- Element location data
[START]

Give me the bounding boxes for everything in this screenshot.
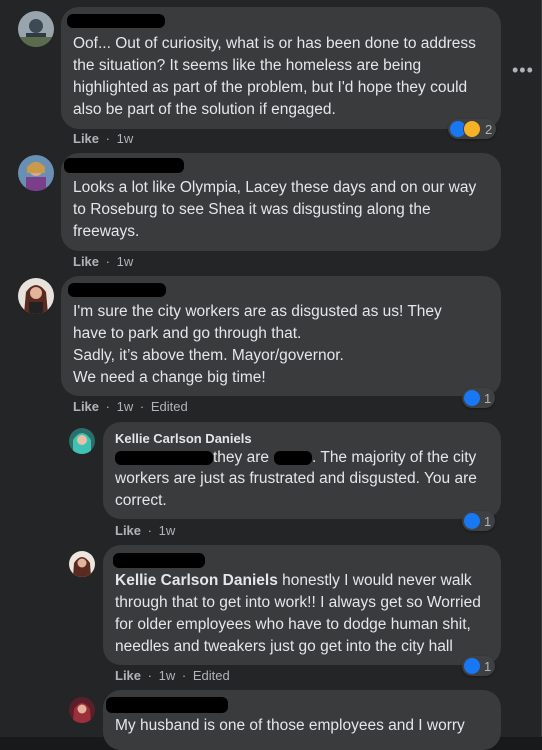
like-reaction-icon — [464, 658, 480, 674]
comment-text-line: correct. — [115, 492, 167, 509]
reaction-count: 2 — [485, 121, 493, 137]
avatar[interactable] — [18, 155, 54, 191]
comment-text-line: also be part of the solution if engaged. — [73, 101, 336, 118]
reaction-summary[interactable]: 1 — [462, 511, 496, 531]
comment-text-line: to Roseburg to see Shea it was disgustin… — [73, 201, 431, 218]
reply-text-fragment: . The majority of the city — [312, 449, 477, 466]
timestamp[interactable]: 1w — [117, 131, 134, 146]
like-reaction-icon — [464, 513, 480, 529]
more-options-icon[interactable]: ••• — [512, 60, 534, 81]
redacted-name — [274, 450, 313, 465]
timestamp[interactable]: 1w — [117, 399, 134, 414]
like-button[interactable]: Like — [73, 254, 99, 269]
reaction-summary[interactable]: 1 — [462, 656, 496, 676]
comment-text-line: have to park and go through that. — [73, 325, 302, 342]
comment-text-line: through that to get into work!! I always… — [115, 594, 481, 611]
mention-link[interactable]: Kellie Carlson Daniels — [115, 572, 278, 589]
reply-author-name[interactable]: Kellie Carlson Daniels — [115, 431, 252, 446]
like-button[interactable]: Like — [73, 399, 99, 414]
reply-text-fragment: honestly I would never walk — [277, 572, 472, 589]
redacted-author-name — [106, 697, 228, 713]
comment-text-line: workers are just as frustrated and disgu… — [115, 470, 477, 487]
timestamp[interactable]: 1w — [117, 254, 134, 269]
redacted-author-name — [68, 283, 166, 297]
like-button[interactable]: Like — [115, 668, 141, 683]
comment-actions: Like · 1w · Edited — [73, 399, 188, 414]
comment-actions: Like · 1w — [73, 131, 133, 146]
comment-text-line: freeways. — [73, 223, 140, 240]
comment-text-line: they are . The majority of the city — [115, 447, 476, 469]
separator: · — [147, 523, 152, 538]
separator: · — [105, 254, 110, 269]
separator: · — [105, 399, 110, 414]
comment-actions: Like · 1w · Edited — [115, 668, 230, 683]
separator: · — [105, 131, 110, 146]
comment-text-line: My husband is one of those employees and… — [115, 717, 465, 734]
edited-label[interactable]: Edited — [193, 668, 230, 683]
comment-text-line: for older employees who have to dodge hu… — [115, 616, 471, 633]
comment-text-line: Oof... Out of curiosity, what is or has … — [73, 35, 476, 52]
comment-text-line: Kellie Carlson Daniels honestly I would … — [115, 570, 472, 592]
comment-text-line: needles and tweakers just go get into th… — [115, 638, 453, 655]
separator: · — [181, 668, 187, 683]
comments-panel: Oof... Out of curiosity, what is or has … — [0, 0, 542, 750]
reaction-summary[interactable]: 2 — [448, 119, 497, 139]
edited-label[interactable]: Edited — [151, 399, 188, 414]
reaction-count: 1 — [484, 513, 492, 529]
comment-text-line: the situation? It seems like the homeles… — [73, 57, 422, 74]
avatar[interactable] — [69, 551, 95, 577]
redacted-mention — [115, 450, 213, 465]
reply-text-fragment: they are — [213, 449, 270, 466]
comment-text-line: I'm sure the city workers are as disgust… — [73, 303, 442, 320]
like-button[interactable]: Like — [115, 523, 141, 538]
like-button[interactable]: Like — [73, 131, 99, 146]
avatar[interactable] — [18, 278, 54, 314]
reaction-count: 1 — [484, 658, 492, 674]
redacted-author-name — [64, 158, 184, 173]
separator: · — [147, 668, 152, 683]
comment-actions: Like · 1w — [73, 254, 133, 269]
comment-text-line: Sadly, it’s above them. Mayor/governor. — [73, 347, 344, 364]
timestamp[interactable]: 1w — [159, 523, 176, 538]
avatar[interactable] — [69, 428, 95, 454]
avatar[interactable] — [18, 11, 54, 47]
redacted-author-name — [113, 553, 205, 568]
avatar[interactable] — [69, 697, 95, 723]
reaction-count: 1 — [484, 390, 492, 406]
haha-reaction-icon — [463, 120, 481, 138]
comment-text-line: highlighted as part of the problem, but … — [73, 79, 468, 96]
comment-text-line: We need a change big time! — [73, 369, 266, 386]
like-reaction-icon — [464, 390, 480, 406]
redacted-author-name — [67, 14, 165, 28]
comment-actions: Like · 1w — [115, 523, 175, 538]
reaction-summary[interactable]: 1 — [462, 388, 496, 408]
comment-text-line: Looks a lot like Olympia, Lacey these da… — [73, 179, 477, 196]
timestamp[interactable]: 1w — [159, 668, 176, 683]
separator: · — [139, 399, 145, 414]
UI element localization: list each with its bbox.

[END]
[START]

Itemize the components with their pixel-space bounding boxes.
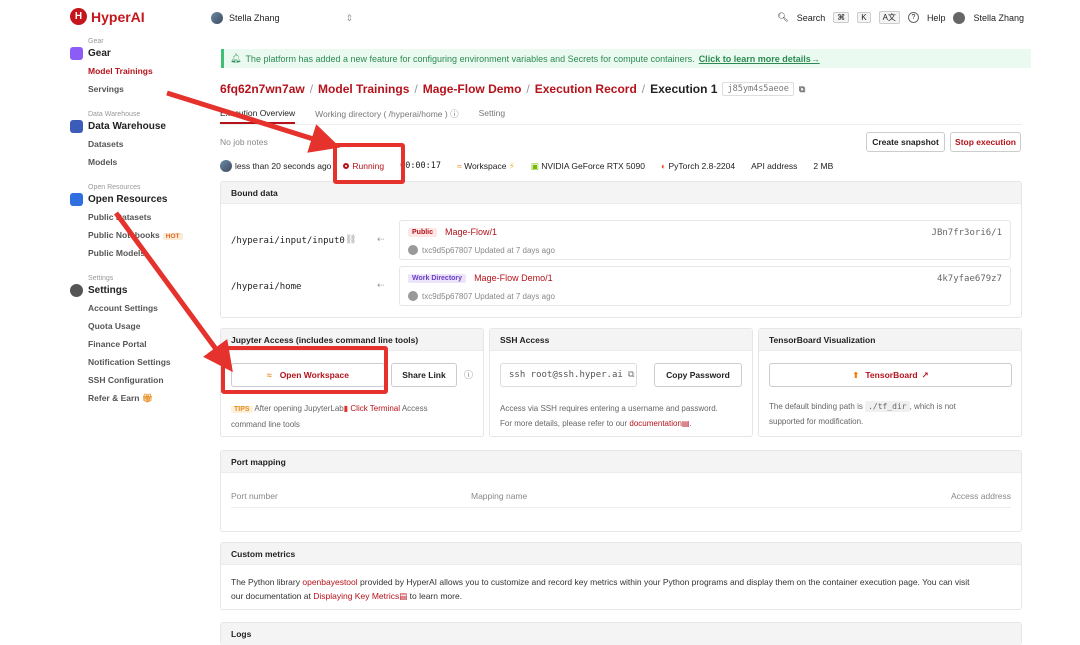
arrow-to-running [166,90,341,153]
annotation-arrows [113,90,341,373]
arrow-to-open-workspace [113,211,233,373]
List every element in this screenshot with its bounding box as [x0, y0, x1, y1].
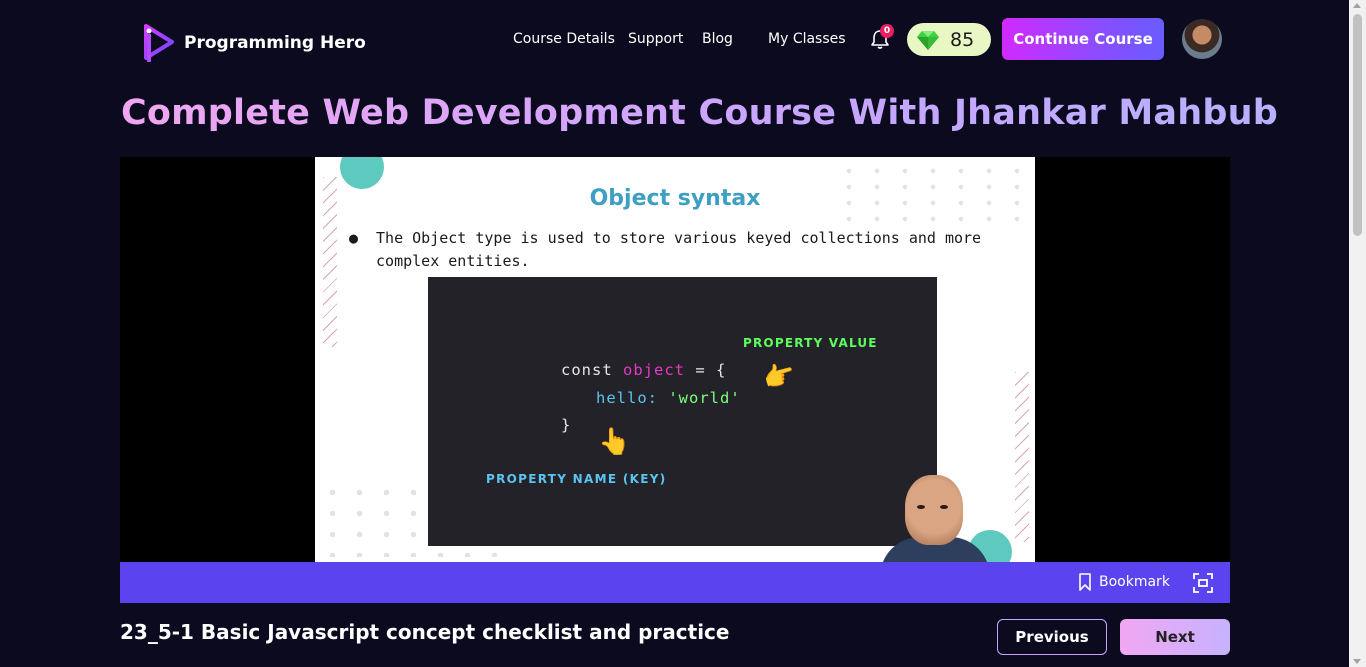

[END]

- SET TASK
Rewrite the rows between the lines holding "Itemize the components" and "List every element", inclusive, offsetting every bounding box coordinate in the answers by 65 and leaving out the pictures.

- RESPONSE BELOW
Itemize the components with their pixel-space bounding boxes.
arrow-to-running [231,155,406,218]
annotation-arrows [178,155,406,438]
arrow-to-open-workspace [178,276,298,438]
List every element in this screenshot with its bounding box as [x0, y0, x1, y1].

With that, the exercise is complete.